**Task directions**
Look through the listing below and work out how many of its lines hold the word "Relative". Give only the number.

**Records**
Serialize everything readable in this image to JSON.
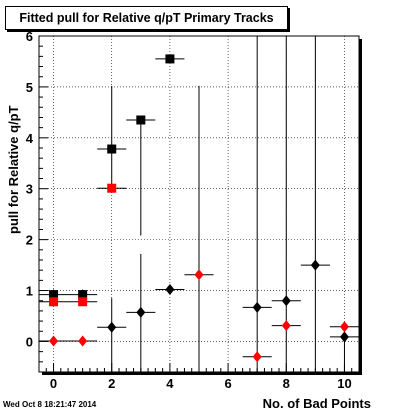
{
  "chart_data": {
    "type": "scatter",
    "title": "Fitted pull for Relative q/pT Primary Tracks",
    "xlabel": "No. of Bad Points",
    "ylabel": "pull for Relative q/pT",
    "xlim": [
      -0.5,
      10.5
    ],
    "ylim": [
      -0.6,
      6.0
    ],
    "xticks": [
      "0",
      "2",
      "4",
      "6",
      "8",
      "10"
    ],
    "yticks": [
      "0",
      "1",
      "2",
      "3",
      "4",
      "5",
      "6"
    ],
    "grid": true,
    "series": [
      {
        "marker": "square",
        "color": "#000000",
        "points": [
          {
            "x": 0,
            "y": 0.92,
            "ylo": 0.75,
            "yhi": 1.02
          },
          {
            "x": 1,
            "y": 0.92,
            "ylo": 0.8,
            "yhi": 1.02
          },
          {
            "x": 2,
            "y": 3.78,
            "ylo": 2.98,
            "yhi": 5.02
          },
          {
            "x": 3,
            "y": 4.35,
            "ylo": 2.08,
            "yhi": 4.35
          },
          {
            "x": 4,
            "y": 5.55,
            "ylo": 5.55,
            "yhi": 5.55
          }
        ]
      },
      {
        "marker": "square",
        "color": "#ff0000",
        "points": [
          {
            "x": 0,
            "y": 0.78,
            "ylo": 0.78,
            "yhi": 0.78
          },
          {
            "x": 1,
            "y": 0.78,
            "ylo": 0.78,
            "yhi": 0.78
          },
          {
            "x": 2,
            "y": 3.01,
            "ylo": 3.01,
            "yhi": 3.01
          }
        ]
      },
      {
        "marker": "diamond",
        "color": "#000000",
        "points": [
          {
            "x": 2,
            "y": 0.28,
            "ylo": -0.6,
            "yhi": 0.85
          },
          {
            "x": 3,
            "y": 0.57,
            "ylo": -0.6,
            "yhi": 1.72
          },
          {
            "x": 4,
            "y": 1.02,
            "ylo": 1.02,
            "yhi": 1.02
          },
          {
            "x": 7,
            "y": 0.67,
            "ylo": -0.6,
            "yhi": 6.0
          },
          {
            "x": 8,
            "y": 0.8,
            "ylo": -0.6,
            "yhi": 6.0
          },
          {
            "x": 9,
            "y": 1.5,
            "ylo": -0.6,
            "yhi": 6.0
          },
          {
            "x": 10,
            "y": 0.09,
            "ylo": -0.6,
            "yhi": 0.3
          }
        ]
      },
      {
        "marker": "diamond",
        "color": "#ff0000",
        "points": [
          {
            "x": 0,
            "y": 0.01,
            "ylo": 0.01,
            "yhi": 0.01
          },
          {
            "x": 1,
            "y": 0.01,
            "ylo": 0.01,
            "yhi": 0.01
          },
          {
            "x": 5,
            "y": 1.31,
            "ylo": -0.6,
            "yhi": 5.02
          },
          {
            "x": 7,
            "y": -0.3,
            "ylo": -0.3,
            "yhi": -0.3
          },
          {
            "x": 8,
            "y": 0.31,
            "ylo": 0.31,
            "yhi": 0.31
          },
          {
            "x": 10,
            "y": 0.29,
            "ylo": 0.29,
            "yhi": 0.29
          }
        ]
      }
    ]
  },
  "footer": {
    "timestamp": "Wed Oct  8 18:21:47 2014"
  }
}
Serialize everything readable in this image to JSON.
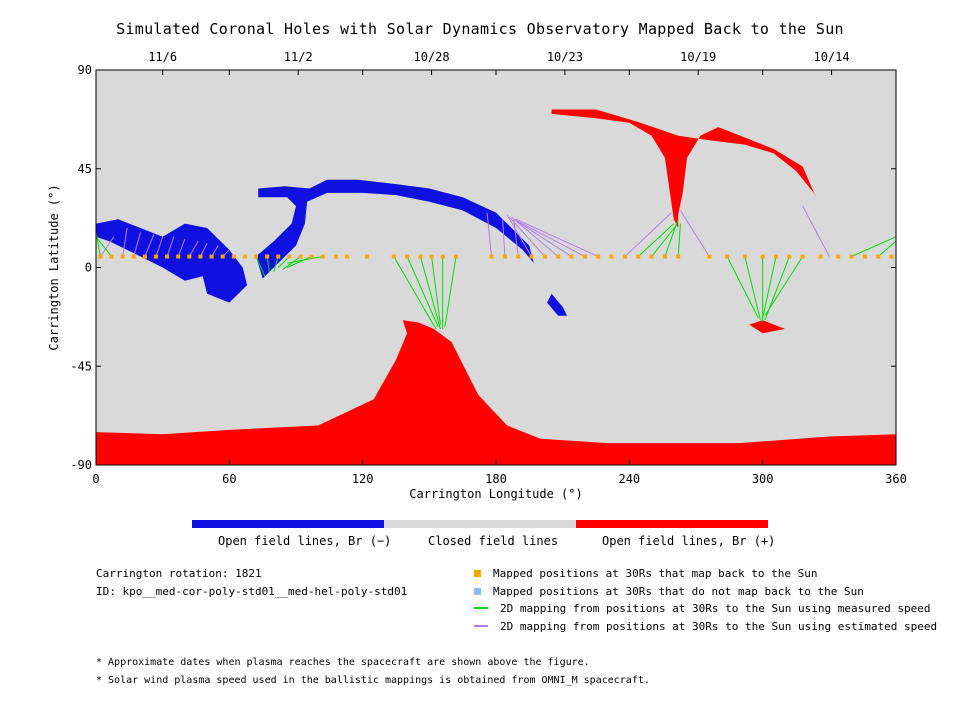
{
  "title": "Simulated Coronal Holes with Solar Dynamics Observatory Mapped Back to the Sun",
  "colors": {
    "closed": "#d9d9d9",
    "open_negative": "#1010e0",
    "open_positive": "#ff0000",
    "mapped": "#ffa500",
    "not_mapped": "#87bdf5",
    "measured_line": "#00e000",
    "estimated_line": "#b27fe8"
  },
  "chart_data": {
    "type": "map",
    "xlabel": "Carrington Longitude (°)",
    "ylabel": "Carrington Latitude (°)",
    "xlim": [
      0,
      360
    ],
    "ylim": [
      -90,
      90
    ],
    "x_ticks": [
      "0",
      "60",
      "120",
      "180",
      "240",
      "300",
      "360"
    ],
    "y_ticks": [
      "90",
      "45",
      "0",
      "-45",
      "-90"
    ],
    "top_date_ticks": [
      {
        "label": "11/6",
        "longitude": 30
      },
      {
        "label": "11/2",
        "longitude": 91
      },
      {
        "label": "10/28",
        "longitude": 151
      },
      {
        "label": "10/23",
        "longitude": 211
      },
      {
        "label": "10/19",
        "longitude": 271
      },
      {
        "label": "10/14",
        "longitude": 331
      }
    ],
    "open_negative_regions": [
      [
        [
          0,
          20
        ],
        [
          10,
          22
        ],
        [
          20,
          18
        ],
        [
          30,
          14
        ],
        [
          40,
          20
        ],
        [
          50,
          18
        ],
        [
          60,
          8
        ],
        [
          66,
          0
        ],
        [
          68,
          -8
        ],
        [
          60,
          -16
        ],
        [
          50,
          -12
        ],
        [
          48,
          -4
        ],
        [
          40,
          -6
        ],
        [
          30,
          0
        ],
        [
          18,
          6
        ],
        [
          6,
          12
        ],
        [
          0,
          14
        ]
      ],
      [
        [
          73,
          36
        ],
        [
          85,
          37
        ],
        [
          96,
          36
        ],
        [
          104,
          40
        ],
        [
          118,
          40
        ],
        [
          135,
          38
        ],
        [
          150,
          36
        ],
        [
          165,
          32
        ],
        [
          180,
          25
        ],
        [
          195,
          10
        ],
        [
          197,
          2
        ],
        [
          192,
          8
        ],
        [
          180,
          18
        ],
        [
          165,
          26
        ],
        [
          150,
          30
        ],
        [
          135,
          33
        ],
        [
          120,
          34
        ],
        [
          104,
          34
        ],
        [
          95,
          30
        ],
        [
          94,
          20
        ],
        [
          90,
          10
        ],
        [
          82,
          2
        ],
        [
          75,
          -5
        ],
        [
          72,
          5
        ],
        [
          80,
          12
        ],
        [
          88,
          20
        ],
        [
          90,
          28
        ],
        [
          86,
          32
        ],
        [
          73,
          32
        ]
      ],
      [
        [
          205,
          -12
        ],
        [
          210,
          -18
        ],
        [
          212,
          -22
        ],
        [
          208,
          -22
        ],
        [
          203,
          -16
        ]
      ]
    ],
    "open_positive_regions": [
      [
        [
          0,
          -75
        ],
        [
          30,
          -76
        ],
        [
          60,
          -74
        ],
        [
          100,
          -72
        ],
        [
          125,
          -60
        ],
        [
          135,
          -42
        ],
        [
          140,
          -30
        ],
        [
          138,
          -24
        ],
        [
          145,
          -25
        ],
        [
          152,
          -28
        ],
        [
          160,
          -34
        ],
        [
          172,
          -58
        ],
        [
          185,
          -72
        ],
        [
          200,
          -78
        ],
        [
          230,
          -80
        ],
        [
          260,
          -80
        ],
        [
          290,
          -80
        ],
        [
          330,
          -77
        ],
        [
          360,
          -76
        ],
        [
          360,
          -90
        ],
        [
          0,
          -90
        ]
      ],
      [
        [
          205,
          72
        ],
        [
          225,
          72
        ],
        [
          245,
          66
        ],
        [
          262,
          60
        ],
        [
          276,
          58
        ],
        [
          292,
          56
        ],
        [
          305,
          52
        ],
        [
          315,
          44
        ],
        [
          323,
          34
        ],
        [
          324,
          32
        ],
        [
          318,
          46
        ],
        [
          305,
          54
        ],
        [
          290,
          60
        ],
        [
          280,
          64
        ],
        [
          272,
          60
        ],
        [
          266,
          50
        ],
        [
          264,
          34
        ],
        [
          262,
          24
        ],
        [
          262,
          18
        ],
        [
          260,
          22
        ],
        [
          258,
          36
        ],
        [
          256,
          50
        ],
        [
          250,
          60
        ],
        [
          240,
          66
        ],
        [
          225,
          68
        ],
        [
          205,
          70
        ]
      ],
      [
        [
          294,
          -26
        ],
        [
          300,
          -30
        ],
        [
          310,
          -28
        ],
        [
          317,
          -27
        ],
        [
          310,
          -28
        ],
        [
          300,
          -24
        ]
      ]
    ],
    "mapped_longitudes": [
      2,
      7,
      12,
      17,
      22,
      27,
      32,
      37,
      42,
      47,
      52,
      57,
      62,
      67,
      72,
      77,
      82,
      87,
      92,
      97,
      102,
      108,
      113,
      122,
      134,
      140,
      146,
      151,
      156,
      162,
      178,
      184,
      190,
      196,
      202,
      208,
      214,
      220,
      226,
      232,
      238,
      244,
      250,
      256,
      262,
      276,
      284,
      292,
      300,
      306,
      312,
      318,
      326,
      334,
      340,
      346,
      352,
      358
    ],
    "not_mapped_longitudes": [],
    "measured_lines": [
      {
        "from": [
          2,
          5
        ],
        "to": [
          0,
          16
        ]
      },
      {
        "from": [
          7,
          5
        ],
        "to": [
          0,
          14
        ]
      },
      {
        "from": [
          72,
          5
        ],
        "to": [
          76,
          -4
        ]
      },
      {
        "from": [
          77,
          5
        ],
        "to": [
          78,
          -2
        ]
      },
      {
        "from": [
          82,
          5
        ],
        "to": [
          80,
          -2
        ]
      },
      {
        "from": [
          87,
          5
        ],
        "to": [
          82,
          0
        ]
      },
      {
        "from": [
          92,
          5
        ],
        "to": [
          84,
          -1
        ]
      },
      {
        "from": [
          97,
          5
        ],
        "to": [
          86,
          0
        ]
      },
      {
        "from": [
          102,
          5
        ],
        "to": [
          86,
          2
        ]
      },
      {
        "from": [
          134,
          5
        ],
        "to": [
          153,
          -28
        ]
      },
      {
        "from": [
          140,
          5
        ],
        "to": [
          154,
          -27
        ]
      },
      {
        "from": [
          146,
          5
        ],
        "to": [
          155,
          -28
        ]
      },
      {
        "from": [
          151,
          5
        ],
        "to": [
          155,
          -26
        ]
      },
      {
        "from": [
          156,
          5
        ],
        "to": [
          156,
          -28
        ]
      },
      {
        "from": [
          162,
          5
        ],
        "to": [
          157,
          -27
        ]
      },
      {
        "from": [
          244,
          5
        ],
        "to": [
          260,
          20
        ]
      },
      {
        "from": [
          250,
          5
        ],
        "to": [
          261,
          19
        ]
      },
      {
        "from": [
          256,
          5
        ],
        "to": [
          262,
          22
        ]
      },
      {
        "from": [
          262,
          5
        ],
        "to": [
          263,
          20
        ]
      },
      {
        "from": [
          284,
          5
        ],
        "to": [
          298,
          -23
        ]
      },
      {
        "from": [
          292,
          5
        ],
        "to": [
          299,
          -24
        ]
      },
      {
        "from": [
          300,
          5
        ],
        "to": [
          300,
          -25
        ]
      },
      {
        "from": [
          306,
          5
        ],
        "to": [
          300,
          -23
        ]
      },
      {
        "from": [
          312,
          5
        ],
        "to": [
          301,
          -24
        ]
      },
      {
        "from": [
          318,
          5
        ],
        "to": [
          301,
          -22
        ]
      },
      {
        "from": [
          340,
          5
        ],
        "to": [
          360,
          14
        ]
      },
      {
        "from": [
          352,
          5
        ],
        "to": [
          360,
          12
        ]
      }
    ],
    "estimated_lines": [
      {
        "from": [
          2,
          5
        ],
        "to": [
          8,
          14
        ]
      },
      {
        "from": [
          12,
          5
        ],
        "to": [
          14,
          18
        ]
      },
      {
        "from": [
          17,
          5
        ],
        "to": [
          20,
          16
        ]
      },
      {
        "from": [
          22,
          5
        ],
        "to": [
          26,
          15
        ]
      },
      {
        "from": [
          27,
          5
        ],
        "to": [
          30,
          14
        ]
      },
      {
        "from": [
          32,
          5
        ],
        "to": [
          35,
          14
        ]
      },
      {
        "from": [
          37,
          5
        ],
        "to": [
          40,
          13
        ]
      },
      {
        "from": [
          42,
          5
        ],
        "to": [
          46,
          12
        ]
      },
      {
        "from": [
          47,
          5
        ],
        "to": [
          50,
          11
        ]
      },
      {
        "from": [
          52,
          5
        ],
        "to": [
          55,
          10
        ]
      },
      {
        "from": [
          57,
          5
        ],
        "to": [
          60,
          8
        ]
      },
      {
        "from": [
          178,
          5
        ],
        "to": [
          176,
          25
        ]
      },
      {
        "from": [
          184,
          5
        ],
        "to": [
          183,
          22
        ]
      },
      {
        "from": [
          190,
          5
        ],
        "to": [
          188,
          22
        ]
      },
      {
        "from": [
          196,
          5
        ],
        "to": [
          185,
          24
        ]
      },
      {
        "from": [
          202,
          5
        ],
        "to": [
          186,
          23
        ]
      },
      {
        "from": [
          208,
          5
        ],
        "to": [
          187,
          23
        ]
      },
      {
        "from": [
          214,
          5
        ],
        "to": [
          188,
          22
        ]
      },
      {
        "from": [
          220,
          5
        ],
        "to": [
          188,
          22
        ]
      },
      {
        "from": [
          226,
          5
        ],
        "to": [
          189,
          22
        ]
      },
      {
        "from": [
          238,
          5
        ],
        "to": [
          259,
          25
        ]
      },
      {
        "from": [
          276,
          5
        ],
        "to": [
          263,
          26
        ]
      },
      {
        "from": [
          330,
          5
        ],
        "to": [
          318,
          28
        ]
      }
    ]
  },
  "colorbar": {
    "open_negative_label": "Open field lines, Br (−)",
    "closed_label": "Closed field lines",
    "open_positive_label": "Open field lines, Br (+)"
  },
  "info": {
    "rotation": "Carrington rotation: 1821",
    "id": "ID: kpo__med-cor-poly-std01__med-hel-poly-std01"
  },
  "legend": {
    "mapped": "Mapped positions at 30Rs that map back to the Sun",
    "not_mapped": "Mapped positions at 30Rs that do not map back to the Sun",
    "measured": "2D mapping from positions at 30Rs to the Sun using measured speed",
    "estimated": "2D mapping from positions at 30Rs to the Sun using estimated speed"
  },
  "notes": [
    "* Approximate dates when plasma reaches the spacecraft are shown above the figure.",
    "* Solar wind plasma speed used in the ballistic mappings is obtained from OMNI_M spacecraft."
  ]
}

**Complete output**
2